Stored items
++++
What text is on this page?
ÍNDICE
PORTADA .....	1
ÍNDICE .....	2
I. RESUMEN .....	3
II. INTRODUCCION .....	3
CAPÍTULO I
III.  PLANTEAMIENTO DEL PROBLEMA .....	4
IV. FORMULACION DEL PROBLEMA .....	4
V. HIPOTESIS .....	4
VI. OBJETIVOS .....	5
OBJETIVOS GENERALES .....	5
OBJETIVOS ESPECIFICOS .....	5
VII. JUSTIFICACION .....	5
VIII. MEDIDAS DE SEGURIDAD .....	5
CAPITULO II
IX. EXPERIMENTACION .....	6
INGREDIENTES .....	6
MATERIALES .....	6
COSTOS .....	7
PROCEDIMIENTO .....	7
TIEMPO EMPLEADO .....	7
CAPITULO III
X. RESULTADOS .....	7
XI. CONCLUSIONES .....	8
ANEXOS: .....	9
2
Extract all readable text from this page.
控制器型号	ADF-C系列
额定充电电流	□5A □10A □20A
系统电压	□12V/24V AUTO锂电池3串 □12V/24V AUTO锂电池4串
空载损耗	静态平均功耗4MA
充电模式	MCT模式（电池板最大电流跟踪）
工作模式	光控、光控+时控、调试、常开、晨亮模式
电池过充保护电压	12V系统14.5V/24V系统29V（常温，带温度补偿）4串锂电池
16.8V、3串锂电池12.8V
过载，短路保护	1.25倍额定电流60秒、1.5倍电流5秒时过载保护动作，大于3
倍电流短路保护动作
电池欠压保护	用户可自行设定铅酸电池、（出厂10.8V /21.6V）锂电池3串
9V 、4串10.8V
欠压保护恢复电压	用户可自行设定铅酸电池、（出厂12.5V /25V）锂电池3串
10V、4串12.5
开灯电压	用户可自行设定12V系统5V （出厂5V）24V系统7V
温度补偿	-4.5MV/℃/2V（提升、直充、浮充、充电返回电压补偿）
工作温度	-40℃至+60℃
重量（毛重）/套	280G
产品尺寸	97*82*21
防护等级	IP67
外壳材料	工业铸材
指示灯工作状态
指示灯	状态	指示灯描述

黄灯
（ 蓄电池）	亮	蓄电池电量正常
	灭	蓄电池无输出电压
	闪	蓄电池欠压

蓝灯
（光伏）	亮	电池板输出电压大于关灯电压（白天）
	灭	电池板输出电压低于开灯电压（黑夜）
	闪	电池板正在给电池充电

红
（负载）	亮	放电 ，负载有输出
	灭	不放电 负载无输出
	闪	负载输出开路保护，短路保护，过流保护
++++
» TASK GOAL:
Restate every entry word for word.

» FINISHED TASK:
What text is on this page?
ÍNDICE
PORTADA .....	1
ÍNDICE .....	2
I. RESUMEN .....	3
II. INTRODUCCION .....	3
CAPÍTULO I
III.  PLANTEAMIENTO DEL PROBLEMA .....	4
IV. FORMULACION DEL PROBLEMA .....	4
V. HIPOTESIS .....	4
VI. OBJETIVOS .....	5
OBJETIVOS GENERALES .....	5
OBJETIVOS ESPECIFICOS .....	5
VII. JUSTIFICACION .....	5
VIII. MEDIDAS DE SEGURIDAD .....	5
CAPITULO II
IX. EXPERIMENTACION .....	6
INGREDIENTES .....	6
MATERIALES .....	6
COSTOS .....	7
PROCEDIMIENTO .....	7
TIEMPO EMPLEADO .....	7
CAPITULO III
X. RESULTADOS .....	7
XI. CONCLUSIONES .....	8
ANEXOS: .....	9
2
Extract all readable text from this page.
控制器型号	ADF-C系列
额定充电电流	□5A □10A □20A
系统电压	□12V/24V AUTO锂电池3串 □12V/24V AUTO锂电池4串
空载损耗	静态平均功耗4MA
充电模式	MCT模式（电池板最大电流跟踪）
工作模式	光控、光控+时控、调试、常开、晨亮模式
电池过充保护电压	12V系统14.5V/24V系统29V（常温，带温度补偿）4串锂电池
16.8V、3串锂电池12.8V
过载，短路保护	1.25倍额定电流60秒、1.5倍电流5秒时过载保护动作，大于3
倍电流短路保护动作
电池欠压保护	用户可自行设定铅酸电池、（出厂10.8V /21.6V）锂电池3串
9V 、4串10.8V
欠压保护恢复电压	用户可自行设定铅酸电池、（出厂12.5V /25V）锂电池3串
10V、4串12.5
开灯电压	用户可自行设定12V系统5V （出厂5V）24V系统7V
温度补偿	-4.5MV/℃/2V（提升、直充、浮充、充电返回电压补偿）
工作温度	-40℃至+60℃
重量（毛重）/套	280G
产品尺寸	97*82*21
防护等级	IP67
外壳材料	工业铸材
指示灯工作状态
指示灯	状态	指示灯描述

黄灯
（ 蓄电池）	亮	蓄电池电量正常
	灭	蓄电池无输出电压
	闪	蓄电池欠压

蓝灯
（光伏）	亮	电池板输出电压大于关灯电压（白天）
	灭	电池板输出电压低于开灯电压（黑夜）
	闪	电池板正在给电池充电

红
（负载）	亮	放电 ，负载有输出
	灭	不放电 负载无输出
	闪	负载输出开路保护，短路保护，过流保护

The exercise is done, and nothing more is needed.